- _Do this_: Using the material that follows, identify and copy each line with the string "name".

++++ Excerpted data

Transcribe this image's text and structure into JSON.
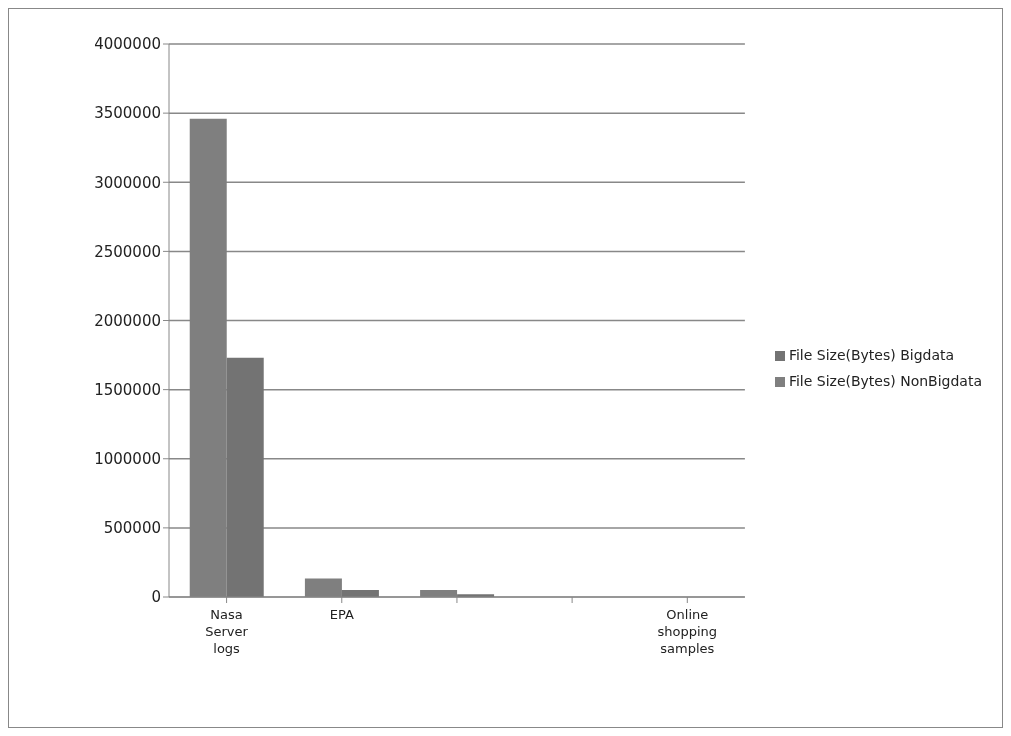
{
  "chart_data": {
    "type": "bar",
    "categories": [
      "Nasa Server logs",
      "EPA",
      null,
      null,
      "Online shopping samples"
    ],
    "series": [
      {
        "name": "File Size(Bytes) NonBigdata",
        "color": "#7f7f7f",
        "values": [
          3460000,
          133000,
          51000,
          0,
          0
        ]
      },
      {
        "name": "File Size(Bytes) Bigdata",
        "color": "#737373",
        "values": [
          1730000,
          51000,
          20000,
          0,
          0
        ]
      }
    ],
    "ylim": [
      0,
      4000000
    ],
    "yticks": [
      0,
      500000,
      1000000,
      1500000,
      2000000,
      2500000,
      3000000,
      3500000,
      4000000
    ],
    "grid": "y",
    "legend": "right"
  }
}
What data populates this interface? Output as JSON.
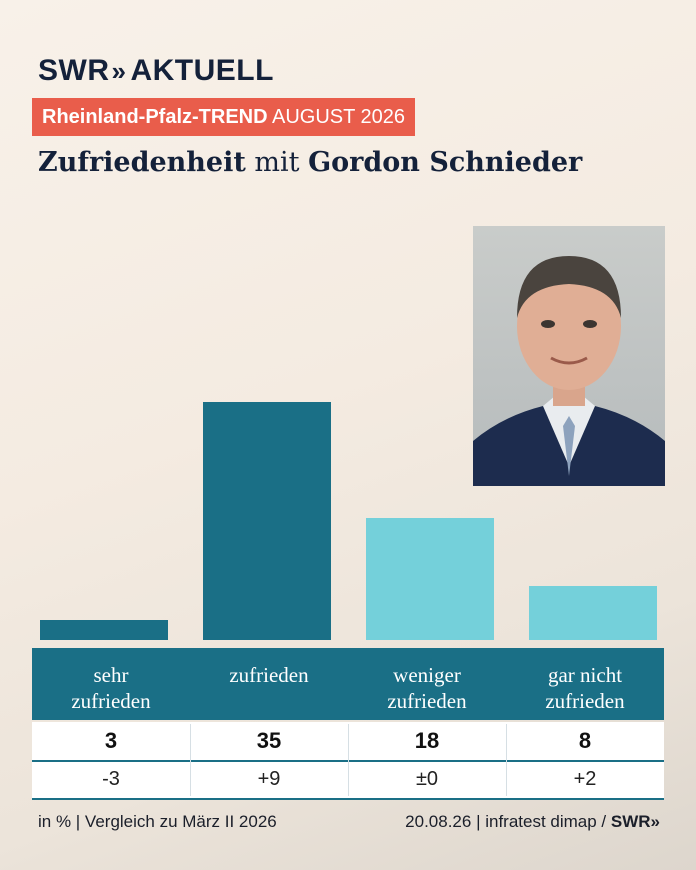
{
  "brand": {
    "name": "SWR",
    "chevrons": "»",
    "section": "AKTUELL"
  },
  "banner": {
    "bold": "Rheinland-Pfalz-TREND",
    "rest": "AUGUST 2026"
  },
  "headline": {
    "part1": "Zufriedenheit",
    "part2": " mit ",
    "part3": "Gordon Schnieder"
  },
  "colors": {
    "dark_teal": "#1a6f86",
    "light_teal": "#74d0da",
    "banner_red": "#e95d4b",
    "navy": "#14213a"
  },
  "chart_data": {
    "type": "bar",
    "categories": [
      "sehr zufrieden",
      "zufrieden",
      "weniger zufrieden",
      "gar nicht zufrieden"
    ],
    "values": [
      3,
      35,
      18,
      8
    ],
    "changes": [
      "-3",
      "+9",
      "±0",
      "+2"
    ],
    "unit": "%",
    "ylim": [
      0,
      35
    ],
    "bar_colors": [
      "#1a6f86",
      "#1a6f86",
      "#74d0da",
      "#74d0da"
    ]
  },
  "footer": {
    "left": "in % | Vergleich zu März II 2026",
    "right": "20.08.26 | infratest dimap / ",
    "brand": "SWR»"
  }
}
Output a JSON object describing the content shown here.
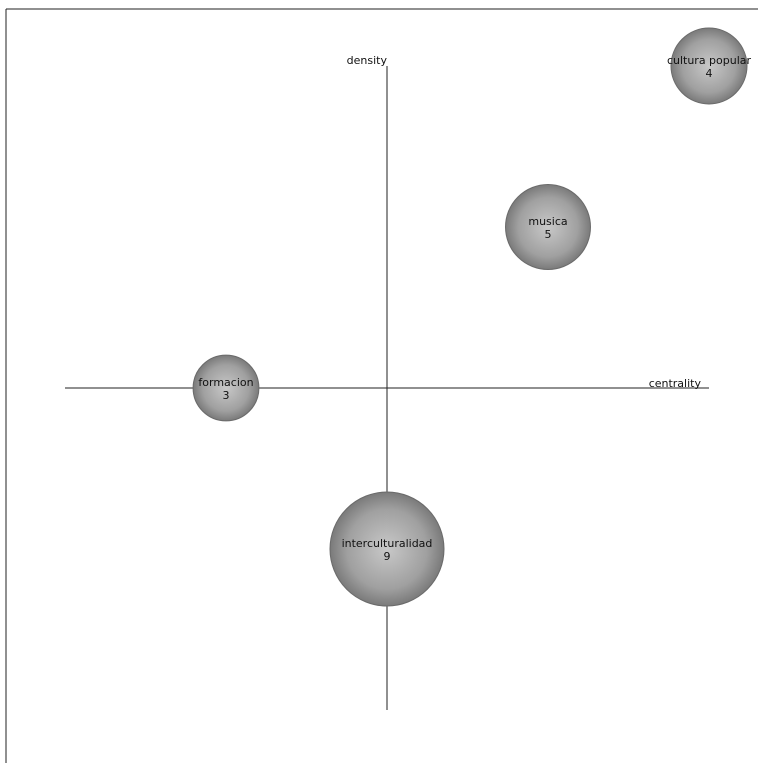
{
  "chart_data": {
    "type": "scatter",
    "xlabel": "centrality",
    "ylabel": "density",
    "xlim": [
      -1,
      1
    ],
    "ylim": [
      -1,
      1
    ],
    "grid": false,
    "bubble_color": "#8c8c8c",
    "points": [
      {
        "label": "cultura popular",
        "value": 4,
        "x": 1.0,
        "y": 1.0
      },
      {
        "label": "musica",
        "value": 5,
        "x": 0.5,
        "y": 0.5
      },
      {
        "label": "formacion",
        "value": 3,
        "x": -0.5,
        "y": 0.0
      },
      {
        "label": "interculturalidad",
        "value": 9,
        "x": 0.0,
        "y": -0.5
      }
    ]
  }
}
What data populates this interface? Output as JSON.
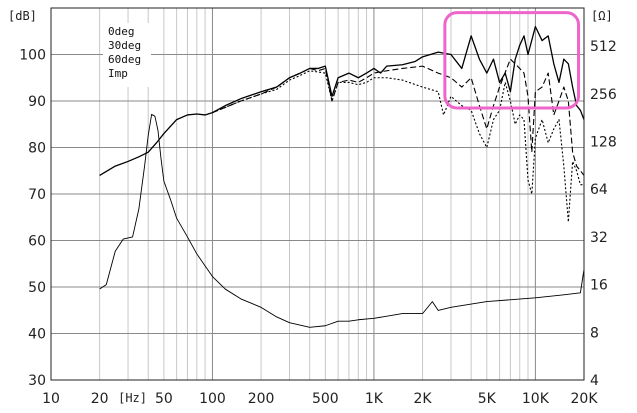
{
  "chart_data": {
    "type": "line",
    "title": "",
    "xlabel": "[Hz]",
    "ylabel_left": "[dB]",
    "ylabel_right": "[Ω]",
    "x_scale": "log",
    "xlim": [
      10,
      20000
    ],
    "ylim_left": [
      30,
      100
    ],
    "ylim_right": [
      4,
      512
    ],
    "grid": true,
    "legend_placement": "top-left",
    "x_ticks": [
      {
        "value": 10,
        "label": "10"
      },
      {
        "value": 20,
        "label": "20"
      },
      {
        "value": 50,
        "label": "50"
      },
      {
        "value": 100,
        "label": "100"
      },
      {
        "value": 200,
        "label": "200"
      },
      {
        "value": 500,
        "label": "500"
      },
      {
        "value": 1000,
        "label": "1K"
      },
      {
        "value": 2000,
        "label": "2K"
      },
      {
        "value": 5000,
        "label": "5K"
      },
      {
        "value": 10000,
        "label": "10K"
      },
      {
        "value": 20000,
        "label": "20K"
      }
    ],
    "y_ticks_left": [
      {
        "value": 30,
        "label": "30"
      },
      {
        "value": 40,
        "label": "40"
      },
      {
        "value": 50,
        "label": "50"
      },
      {
        "value": 60,
        "label": "60"
      },
      {
        "value": 70,
        "label": "70"
      },
      {
        "value": 80,
        "label": "80"
      },
      {
        "value": 90,
        "label": "90"
      },
      {
        "value": 100,
        "label": "100"
      }
    ],
    "y_ticks_right": [
      {
        "value": 4,
        "label": "4"
      },
      {
        "value": 8,
        "label": "8"
      },
      {
        "value": 16,
        "label": "16"
      },
      {
        "value": 32,
        "label": "32"
      },
      {
        "value": 64,
        "label": "64"
      },
      {
        "value": 128,
        "label": "128"
      },
      {
        "value": 256,
        "label": "256"
      },
      {
        "value": 512,
        "label": "512"
      }
    ],
    "series": [
      {
        "name": "0deg",
        "axis": "left",
        "style": "solid",
        "width": 1.3,
        "color": "#000000",
        "points": [
          [
            20,
            74
          ],
          [
            25,
            76
          ],
          [
            30,
            77
          ],
          [
            35,
            78
          ],
          [
            40,
            79
          ],
          [
            45,
            81
          ],
          [
            50,
            83
          ],
          [
            60,
            86
          ],
          [
            70,
            87
          ],
          [
            80,
            87.2
          ],
          [
            90,
            87
          ],
          [
            100,
            87.5
          ],
          [
            120,
            89
          ],
          [
            150,
            90.5
          ],
          [
            200,
            92
          ],
          [
            250,
            93
          ],
          [
            300,
            95
          ],
          [
            350,
            96
          ],
          [
            400,
            97
          ],
          [
            450,
            97
          ],
          [
            500,
            97.5
          ],
          [
            550,
            91
          ],
          [
            600,
            95
          ],
          [
            700,
            96
          ],
          [
            800,
            95
          ],
          [
            900,
            96
          ],
          [
            1000,
            97
          ],
          [
            1100,
            96
          ],
          [
            1200,
            97.5
          ],
          [
            1500,
            97.8
          ],
          [
            1800,
            98.5
          ],
          [
            2000,
            99.5
          ],
          [
            2500,
            100.5
          ],
          [
            3000,
            100
          ],
          [
            3500,
            97
          ],
          [
            4000,
            104
          ],
          [
            4500,
            99
          ],
          [
            5000,
            96
          ],
          [
            5500,
            99
          ],
          [
            6000,
            94
          ],
          [
            6500,
            96
          ],
          [
            7000,
            92
          ],
          [
            7500,
            99
          ],
          [
            8000,
            102
          ],
          [
            8500,
            104
          ],
          [
            9000,
            100
          ],
          [
            10000,
            106
          ],
          [
            11000,
            103
          ],
          [
            12000,
            104
          ],
          [
            13000,
            98
          ],
          [
            14000,
            94
          ],
          [
            15000,
            99
          ],
          [
            16000,
            98
          ],
          [
            17000,
            93
          ],
          [
            18000,
            89
          ],
          [
            19000,
            88
          ],
          [
            20000,
            86
          ]
        ]
      },
      {
        "name": "30deg",
        "axis": "left",
        "style": "dashed",
        "width": 1.1,
        "color": "#000000",
        "points": [
          [
            100,
            87.5
          ],
          [
            150,
            90
          ],
          [
            200,
            91.5
          ],
          [
            250,
            93
          ],
          [
            300,
            95
          ],
          [
            350,
            96
          ],
          [
            400,
            97
          ],
          [
            450,
            96.5
          ],
          [
            500,
            97
          ],
          [
            550,
            90
          ],
          [
            600,
            94
          ],
          [
            700,
            94.5
          ],
          [
            800,
            94
          ],
          [
            900,
            95
          ],
          [
            1000,
            96
          ],
          [
            1200,
            96.5
          ],
          [
            1500,
            97
          ],
          [
            2000,
            97.5
          ],
          [
            2500,
            96
          ],
          [
            3000,
            95
          ],
          [
            3500,
            93
          ],
          [
            4000,
            95
          ],
          [
            4500,
            89
          ],
          [
            5000,
            84
          ],
          [
            5500,
            89
          ],
          [
            6000,
            93
          ],
          [
            7000,
            99
          ],
          [
            8000,
            97
          ],
          [
            8500,
            96
          ],
          [
            9000,
            91
          ],
          [
            9500,
            79
          ],
          [
            10000,
            92
          ],
          [
            11000,
            93
          ],
          [
            12000,
            96
          ],
          [
            13000,
            87
          ],
          [
            14000,
            90
          ],
          [
            15000,
            93
          ],
          [
            16000,
            90
          ],
          [
            17000,
            79
          ],
          [
            18000,
            76
          ],
          [
            19000,
            75
          ],
          [
            20000,
            74
          ]
        ]
      },
      {
        "name": "60deg",
        "axis": "left",
        "style": "dotted",
        "width": 1.1,
        "color": "#000000",
        "points": [
          [
            100,
            87.5
          ],
          [
            150,
            90
          ],
          [
            200,
            91.5
          ],
          [
            250,
            92.5
          ],
          [
            300,
            94.5
          ],
          [
            350,
            95.5
          ],
          [
            400,
            96.5
          ],
          [
            500,
            96
          ],
          [
            550,
            90
          ],
          [
            600,
            94
          ],
          [
            700,
            94
          ],
          [
            800,
            93.5
          ],
          [
            900,
            94
          ],
          [
            1000,
            95
          ],
          [
            1200,
            95
          ],
          [
            1500,
            94.5
          ],
          [
            2000,
            93
          ],
          [
            2500,
            92
          ],
          [
            2700,
            87
          ],
          [
            3000,
            91
          ],
          [
            3500,
            89
          ],
          [
            4000,
            88
          ],
          [
            4500,
            83
          ],
          [
            5000,
            80
          ],
          [
            5500,
            86
          ],
          [
            6000,
            88
          ],
          [
            6500,
            94
          ],
          [
            7000,
            90
          ],
          [
            7500,
            85
          ],
          [
            8000,
            87
          ],
          [
            8500,
            86
          ],
          [
            9000,
            73
          ],
          [
            9500,
            70
          ],
          [
            10000,
            82
          ],
          [
            11000,
            86
          ],
          [
            12000,
            81
          ],
          [
            13000,
            84
          ],
          [
            14000,
            86
          ],
          [
            15000,
            76
          ],
          [
            16000,
            64
          ],
          [
            17000,
            77
          ],
          [
            18000,
            75
          ],
          [
            19000,
            72
          ],
          [
            20000,
            72
          ]
        ]
      },
      {
        "name": "Imp",
        "axis": "right",
        "style": "solid",
        "width": 0.9,
        "color": "#000000",
        "points": [
          [
            20,
            15
          ],
          [
            22,
            16
          ],
          [
            25,
            26
          ],
          [
            28,
            31
          ],
          [
            32,
            32
          ],
          [
            35,
            48
          ],
          [
            38,
            90
          ],
          [
            40,
            140
          ],
          [
            42,
            190
          ],
          [
            44,
            185
          ],
          [
            46,
            150
          ],
          [
            48,
            100
          ],
          [
            50,
            72
          ],
          [
            55,
            55
          ],
          [
            60,
            42
          ],
          [
            70,
            32
          ],
          [
            80,
            25
          ],
          [
            90,
            21
          ],
          [
            100,
            18
          ],
          [
            120,
            15
          ],
          [
            150,
            13
          ],
          [
            200,
            11.5
          ],
          [
            250,
            10
          ],
          [
            300,
            9.2
          ],
          [
            400,
            8.6
          ],
          [
            500,
            8.8
          ],
          [
            600,
            9.4
          ],
          [
            700,
            9.4
          ],
          [
            800,
            9.6
          ],
          [
            1000,
            9.8
          ],
          [
            1500,
            10.5
          ],
          [
            2000,
            10.5
          ],
          [
            2300,
            12.5
          ],
          [
            2500,
            11
          ],
          [
            3000,
            11.5
          ],
          [
            5000,
            12.5
          ],
          [
            10000,
            13.2
          ],
          [
            15000,
            13.8
          ],
          [
            19000,
            14.2
          ],
          [
            20000,
            20
          ]
        ]
      }
    ],
    "highlight_box": {
      "x_range": [
        2750,
        18500
      ],
      "y_range": [
        88.5,
        109
      ],
      "color": "#ee66cc"
    }
  }
}
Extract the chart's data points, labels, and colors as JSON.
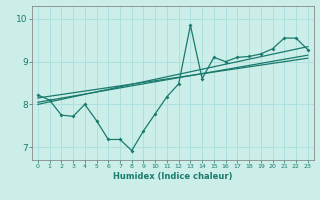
{
  "xlabel": "Humidex (Indice chaleur)",
  "bg_color": "#cceee8",
  "line_color": "#1a7a6e",
  "grid_color": "#aadddd",
  "xlim": [
    -0.5,
    23.5
  ],
  "ylim": [
    6.7,
    10.3
  ],
  "xticks": [
    0,
    1,
    2,
    3,
    4,
    5,
    6,
    7,
    8,
    9,
    10,
    11,
    12,
    13,
    14,
    15,
    16,
    17,
    18,
    19,
    20,
    21,
    22,
    23
  ],
  "yticks": [
    7,
    8,
    9,
    10
  ],
  "data_x": [
    0,
    1,
    2,
    3,
    4,
    5,
    6,
    7,
    8,
    9,
    10,
    11,
    12,
    13,
    14,
    15,
    16,
    17,
    18,
    19,
    20,
    21,
    22,
    23
  ],
  "data_y": [
    8.22,
    8.1,
    7.75,
    7.72,
    8.0,
    7.62,
    7.18,
    7.18,
    6.92,
    7.38,
    7.78,
    8.18,
    8.48,
    9.85,
    8.6,
    9.1,
    9.0,
    9.1,
    9.12,
    9.18,
    9.3,
    9.55,
    9.55,
    9.28
  ],
  "trend1_x": [
    0,
    23
  ],
  "trend1_y": [
    8.05,
    9.15
  ],
  "trend2_x": [
    0,
    23
  ],
  "trend2_y": [
    8.0,
    9.35
  ],
  "trend3_x": [
    0,
    23
  ],
  "trend3_y": [
    8.15,
    9.08
  ]
}
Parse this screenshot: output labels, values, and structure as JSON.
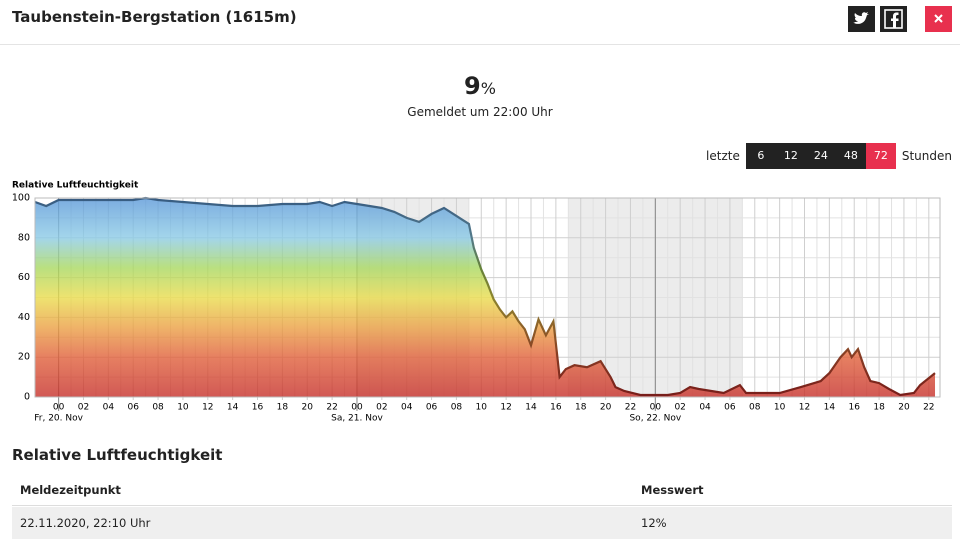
{
  "header": {
    "title": "Taubenstein-Bergstation (1615m)"
  },
  "current": {
    "value": "9",
    "unit": "%",
    "subtitle": "Gemeldet um 22:00 Uhr"
  },
  "range_selector": {
    "prefix": "letzte",
    "options": [
      "6",
      "12",
      "24",
      "48",
      "72"
    ],
    "active": 4,
    "suffix": "Stunden"
  },
  "chart_data": {
    "type": "area",
    "y_label": "Relative Luftfeuchtigkeit",
    "x": [
      -1.9,
      -1,
      0,
      2,
      4,
      6,
      7,
      8,
      10,
      12,
      14,
      16,
      18,
      20,
      21,
      22,
      23,
      24,
      25,
      26,
      27,
      28,
      29,
      30,
      31,
      32,
      32.5,
      33,
      33.4,
      34,
      34.5,
      35,
      35.5,
      36,
      36.5,
      37,
      37.5,
      38,
      38.6,
      39.2,
      39.8,
      40.3,
      40.8,
      41.5,
      42.5,
      43.6,
      44.4,
      44.8,
      45.5,
      46.8,
      48,
      49,
      50,
      50.8,
      51.5,
      52.5,
      53.5,
      54.8,
      55.3,
      56.5,
      58,
      59.7,
      61.3,
      62,
      62.9,
      63.5,
      63.8,
      64.3,
      64.8,
      65.3,
      66,
      66.8,
      67.7,
      68.8,
      69.3,
      70.1,
      70.5
    ],
    "values": [
      98,
      96,
      99,
      99,
      99,
      99,
      100,
      99,
      98,
      97,
      96,
      96,
      97,
      97,
      98,
      96,
      98,
      97,
      96,
      95,
      93,
      90,
      88,
      92,
      95,
      91,
      89,
      87,
      75,
      64,
      57,
      49,
      44,
      40,
      43,
      38,
      34,
      26,
      39,
      31,
      38,
      10,
      14,
      16,
      15,
      18,
      10,
      5,
      3,
      1,
      1,
      1,
      2,
      5,
      4,
      3,
      2,
      6,
      2,
      2,
      2,
      5,
      8,
      12,
      20,
      24,
      20,
      24,
      15,
      8,
      7,
      4,
      1,
      2,
      6,
      10,
      12
    ],
    "xlim": [
      -1.9,
      70.9
    ],
    "ylim": [
      0,
      100
    ],
    "yticks": [
      0,
      20,
      40,
      60,
      80,
      100
    ],
    "xticks": [
      {
        "value": 0,
        "label": "00"
      },
      {
        "value": 2,
        "label": "02"
      },
      {
        "value": 4,
        "label": "04"
      },
      {
        "value": 6,
        "label": "06"
      },
      {
        "value": 8,
        "label": "08"
      },
      {
        "value": 10,
        "label": "10"
      },
      {
        "value": 12,
        "label": "12"
      },
      {
        "value": 14,
        "label": "14"
      },
      {
        "value": 16,
        "label": "16"
      },
      {
        "value": 18,
        "label": "18"
      },
      {
        "value": 20,
        "label": "20"
      },
      {
        "value": 22,
        "label": "22"
      },
      {
        "value": 24,
        "label": "00"
      },
      {
        "value": 26,
        "label": "02"
      },
      {
        "value": 28,
        "label": "04"
      },
      {
        "value": 30,
        "label": "06"
      },
      {
        "value": 32,
        "label": "08"
      },
      {
        "value": 34,
        "label": "10"
      },
      {
        "value": 36,
        "label": "12"
      },
      {
        "value": 38,
        "label": "14"
      },
      {
        "value": 40,
        "label": "16"
      },
      {
        "value": 42,
        "label": "18"
      },
      {
        "value": 44,
        "label": "20"
      },
      {
        "value": 46,
        "label": "22"
      },
      {
        "value": 48,
        "label": "00"
      },
      {
        "value": 50,
        "label": "02"
      },
      {
        "value": 52,
        "label": "04"
      },
      {
        "value": 54,
        "label": "06"
      },
      {
        "value": 56,
        "label": "08"
      },
      {
        "value": 58,
        "label": "10"
      },
      {
        "value": 60,
        "label": "12"
      },
      {
        "value": 62,
        "label": "14"
      },
      {
        "value": 64,
        "label": "16"
      },
      {
        "value": 66,
        "label": "18"
      },
      {
        "value": 68,
        "label": "20"
      },
      {
        "value": 70,
        "label": "22"
      }
    ],
    "day_labels": [
      {
        "value": 0,
        "label": "Fr, 20. Nov"
      },
      {
        "value": 24,
        "label": "Sa, 21. Nov"
      },
      {
        "value": 48,
        "label": "So, 22. Nov"
      }
    ],
    "night_bands": [
      [
        24,
        33
      ],
      [
        41,
        55
      ]
    ],
    "grid": true,
    "color_scale": [
      {
        "value": 0,
        "color": "#c62f2a"
      },
      {
        "value": 20,
        "color": "#e0603a"
      },
      {
        "value": 35,
        "color": "#eba043"
      },
      {
        "value": 50,
        "color": "#e9dc4c"
      },
      {
        "value": 65,
        "color": "#a8d860"
      },
      {
        "value": 80,
        "color": "#8ccbe6"
      },
      {
        "value": 100,
        "color": "#5b98d8"
      }
    ]
  },
  "table": {
    "title": "Relative Luftfeuchtigkeit",
    "columns": [
      "Meldezeitpunkt",
      "Messwert"
    ],
    "rows": [
      [
        "22.11.2020, 22:10 Uhr",
        "12%"
      ]
    ]
  }
}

++++++++

- _Written answer_:
        "name": "File Size(Bytes) NonBigdata",
        "name": "File Size(Bytes) Bigdata",
    "name": "SWR",
        "name": "0deg",
        "name": "30deg",
        "name": "60deg",
        "name": "Imp",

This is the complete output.